What needs to be done -
Find every line in the records below that holds the word "text", and copy each one.

Provided information -
==========

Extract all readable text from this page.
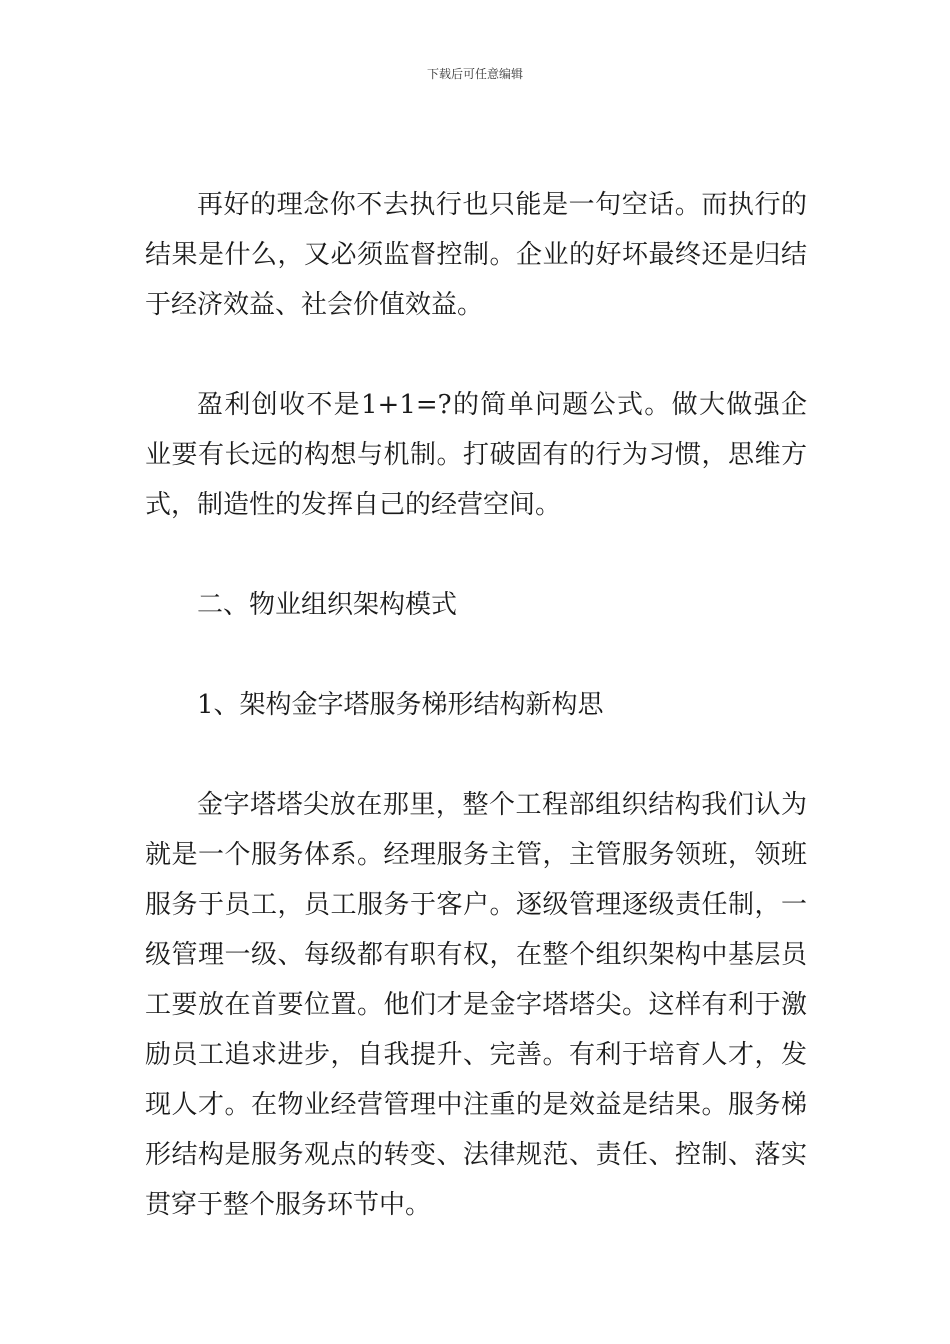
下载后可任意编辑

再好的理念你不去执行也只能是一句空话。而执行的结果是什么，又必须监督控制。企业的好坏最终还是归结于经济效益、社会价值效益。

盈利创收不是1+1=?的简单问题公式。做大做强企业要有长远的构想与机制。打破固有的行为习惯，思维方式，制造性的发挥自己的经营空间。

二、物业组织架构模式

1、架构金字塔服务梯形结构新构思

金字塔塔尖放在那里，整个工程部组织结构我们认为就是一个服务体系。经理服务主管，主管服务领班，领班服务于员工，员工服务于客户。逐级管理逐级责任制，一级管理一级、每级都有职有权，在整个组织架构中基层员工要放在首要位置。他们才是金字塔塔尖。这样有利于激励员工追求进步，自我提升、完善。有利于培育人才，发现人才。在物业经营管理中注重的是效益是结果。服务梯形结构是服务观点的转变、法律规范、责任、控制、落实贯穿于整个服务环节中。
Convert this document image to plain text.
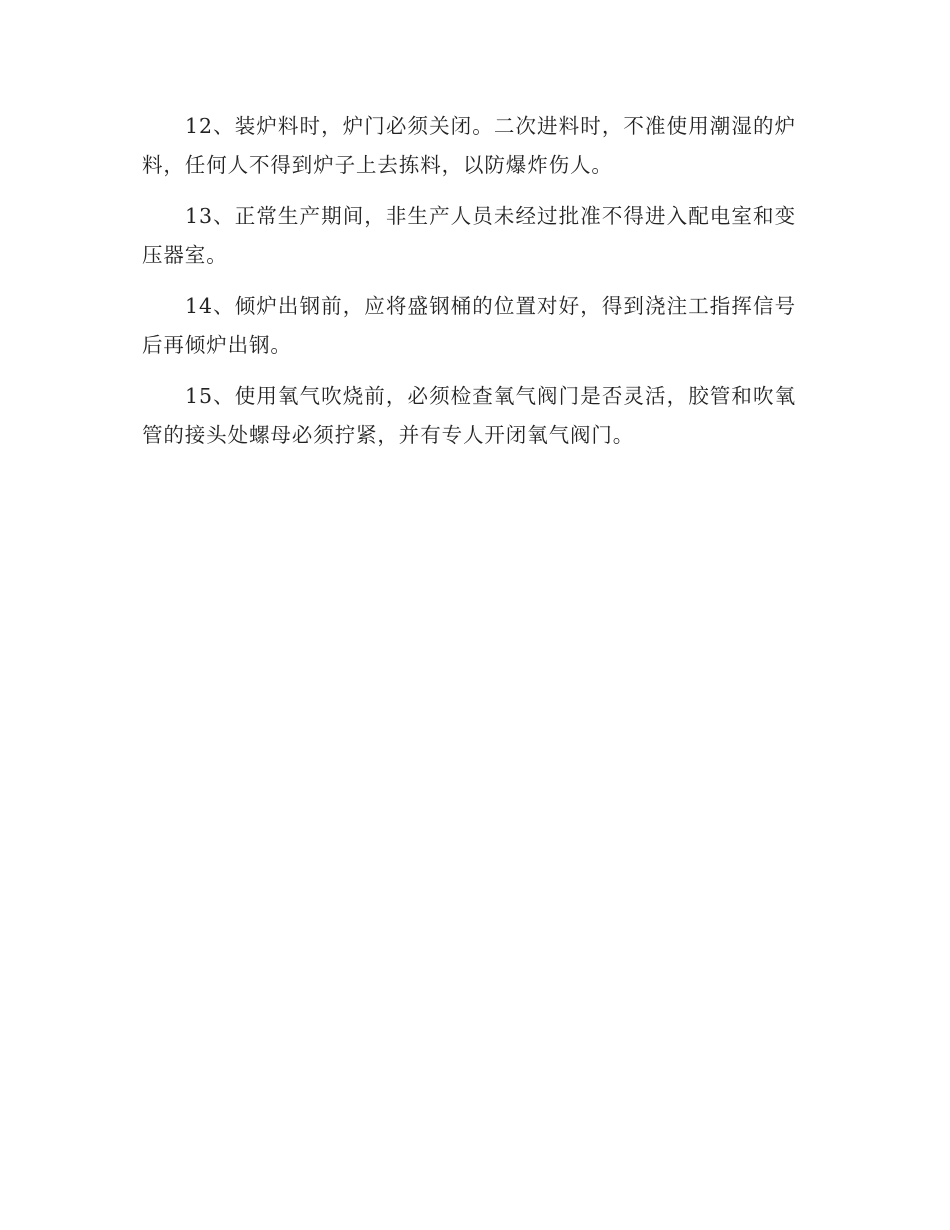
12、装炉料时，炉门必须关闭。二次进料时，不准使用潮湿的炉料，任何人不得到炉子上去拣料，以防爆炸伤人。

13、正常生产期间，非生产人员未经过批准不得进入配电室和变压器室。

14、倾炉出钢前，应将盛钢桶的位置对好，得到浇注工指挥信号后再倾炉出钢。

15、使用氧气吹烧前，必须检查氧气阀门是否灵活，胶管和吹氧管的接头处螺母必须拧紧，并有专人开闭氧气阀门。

==========

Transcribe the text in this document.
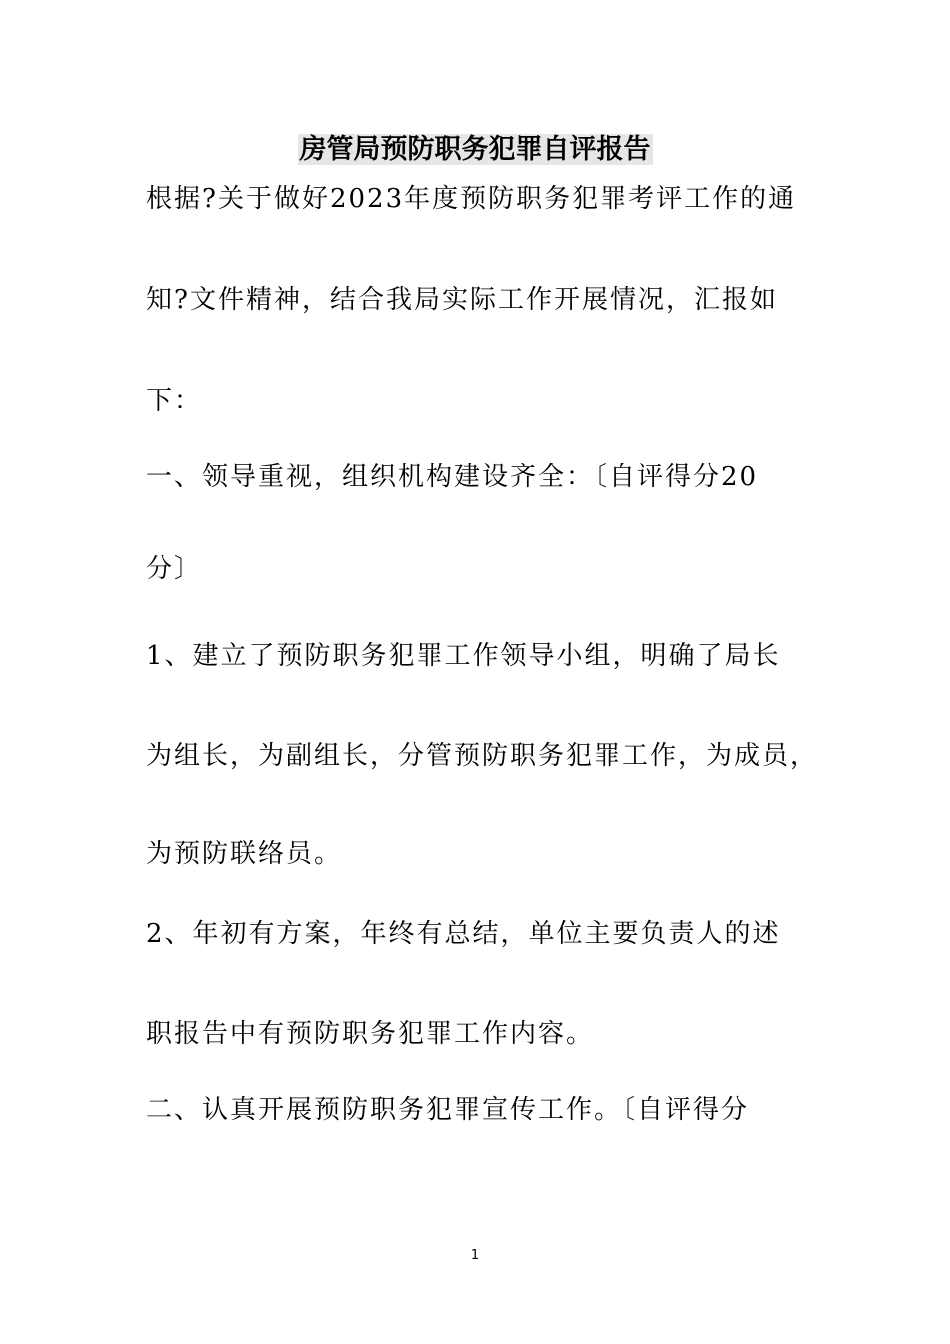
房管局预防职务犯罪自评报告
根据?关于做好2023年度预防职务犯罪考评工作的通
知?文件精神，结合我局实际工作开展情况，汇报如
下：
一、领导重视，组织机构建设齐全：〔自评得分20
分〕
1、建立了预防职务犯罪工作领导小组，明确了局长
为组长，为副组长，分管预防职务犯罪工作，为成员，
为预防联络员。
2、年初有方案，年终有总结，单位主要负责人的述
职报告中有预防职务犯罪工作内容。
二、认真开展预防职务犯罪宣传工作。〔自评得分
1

==========

Expected output -
Extract all readable text from this page.
Convert this document image to plain text.
Transcribe the text in this document.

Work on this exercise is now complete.